O QUE FAZER
1) Reproduza fielmente a parte da notícia sobre o projeto do Inmetro com óleo vegetal que vai de "está desenvolvendo, em" a "motor e certificação.", inclusive.
2) Escreva a continuação da notícia sobre o projeto do Inmetro com óleo vegetal, começando logo após a última frase apresentada.

TRECHO FORNECIDO
--
Inmetro
desenvolve projeto para uso direto de óleo vegetal em
motores a diesel .
11/01/10
- 06:29
da Agência Brasil
Rio de Janeiro - O Instituto Nacional
de Metrologia, Normalização e Qualidade Industrial (Inmetro)
está desenvolvendo, em parceria com a montadora Fiat,
um projeto na área de biocombustíveis para transformar
motores a diesel em motores que conseguem trabalhar
diretamente com óleo vegetal virgem.
Segundo revelou à Agência Brasil o
presidente do Inmetro, João Jornada, “não precisa fazer
o biodiesel. O sujeito pode ir lá no meio do mato pegar
os grãos que ele tem, como a soja, espremer, filtrar
e já usar no motor dele”.
O projeto está em fase experimental
e será inaugurado em fevereiro pelo presidente Luiz
Inácio Lula da Silva. João Jornada revelou que o projeto
envolve tecnologia, motor e certificação.
Também na área de biocombustíveis,
o Inmetro pretende este ano consolidar uma das mais
importantes parcerias firmadas em 2009, com o National
Institute of Standards and Technology (Nist), órgão
similar do instituto nos Estados Unidos.
“Nós desenvolvemos conjuntamente os
primeiros padrões de medição para biocombustíveis. E
isso é fundamental para a transformação do biocombustível
em commodity (produtos agrícolas e minerais comercializados
no mercado internacional) porque aí você tem padrões
facilmente acessíveis de qualidade”.
--
INFORMAÇÕES FORNECIDAS
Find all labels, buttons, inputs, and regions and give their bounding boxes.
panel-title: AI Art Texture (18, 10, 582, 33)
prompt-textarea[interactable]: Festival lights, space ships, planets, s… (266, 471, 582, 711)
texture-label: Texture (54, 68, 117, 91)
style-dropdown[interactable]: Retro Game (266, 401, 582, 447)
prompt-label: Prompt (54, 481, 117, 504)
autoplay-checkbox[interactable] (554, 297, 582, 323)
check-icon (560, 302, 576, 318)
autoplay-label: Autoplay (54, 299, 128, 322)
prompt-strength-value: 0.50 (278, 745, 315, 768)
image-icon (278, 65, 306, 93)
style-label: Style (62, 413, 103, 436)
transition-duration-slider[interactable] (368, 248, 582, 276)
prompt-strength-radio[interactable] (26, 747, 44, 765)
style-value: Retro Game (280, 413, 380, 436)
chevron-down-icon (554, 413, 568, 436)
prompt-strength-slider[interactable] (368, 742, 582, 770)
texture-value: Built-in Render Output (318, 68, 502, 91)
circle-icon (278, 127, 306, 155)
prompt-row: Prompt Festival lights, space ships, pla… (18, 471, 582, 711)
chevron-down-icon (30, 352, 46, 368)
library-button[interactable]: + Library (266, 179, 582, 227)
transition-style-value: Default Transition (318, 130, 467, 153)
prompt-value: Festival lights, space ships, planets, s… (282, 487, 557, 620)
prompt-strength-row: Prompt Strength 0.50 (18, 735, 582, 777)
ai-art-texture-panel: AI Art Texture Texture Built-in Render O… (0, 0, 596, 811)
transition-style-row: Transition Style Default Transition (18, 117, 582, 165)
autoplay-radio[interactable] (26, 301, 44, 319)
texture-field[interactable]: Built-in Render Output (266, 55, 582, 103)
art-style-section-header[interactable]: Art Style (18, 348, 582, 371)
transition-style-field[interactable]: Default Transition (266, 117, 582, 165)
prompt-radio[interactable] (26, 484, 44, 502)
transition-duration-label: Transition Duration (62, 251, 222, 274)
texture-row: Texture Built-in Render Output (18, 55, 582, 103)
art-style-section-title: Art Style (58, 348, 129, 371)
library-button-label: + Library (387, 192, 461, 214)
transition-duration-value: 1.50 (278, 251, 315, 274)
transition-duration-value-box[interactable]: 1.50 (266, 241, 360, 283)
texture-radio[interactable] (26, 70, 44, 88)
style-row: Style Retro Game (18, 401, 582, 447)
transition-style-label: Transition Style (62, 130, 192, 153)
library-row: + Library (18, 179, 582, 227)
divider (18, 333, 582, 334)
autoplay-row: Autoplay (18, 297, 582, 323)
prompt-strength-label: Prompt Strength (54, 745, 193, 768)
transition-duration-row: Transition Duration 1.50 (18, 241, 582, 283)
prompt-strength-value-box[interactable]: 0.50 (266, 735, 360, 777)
--
RESULTADOS
1)
está desenvolvendo, em parceria com a montadora Fiat,
um projeto na área de biocombustíveis para transformar
motores a diesel em motores que conseguem trabalhar
diretamente com óleo vegetal virgem.
Segundo revelou à Agência Brasil o
presidente do Inmetro, João Jornada, “não precisa fazer
o biodiesel. O sujeito pode ir lá no meio do mato pegar
os grãos que ele tem, como a soja, espremer, filtrar
e já usar no motor dele”.
O projeto está em fase experimental
e será inaugurado em fevereiro pelo presidente Luiz
Inácio Lula da Silva. João Jornada revelou que o projeto
envolve tecnologia, motor e certificação.

2)
Os padrões desenvolvidos pelo Inmetro
e o Nist estão sendo usados agora nos principais laboratórios
da Comunidade Europeia para aferir a capacitação desses
laboratórios em medir a qualidade dos biocombustíveis.
O projeto com a União Europeia é denominado Biorama.
João Jornada afirmou que esses projetos
têm impacto ambiental muito grande. “E nós pretendemos
desenvolver vários programas que tenham foco na área
ambiental, para ajudar na questão da sustentabilidade”.
Ainda na área de sustentabilidade ambiental,
com vistas a uma maior eficiência energética veicular,
o Inmetro está desenvolvendo projetos para etiquetagem
de veículos com relação ao consumo de combustíveis,
dentro do programa que pode servir de base para uma
política tarifária do governo, disse Jornada.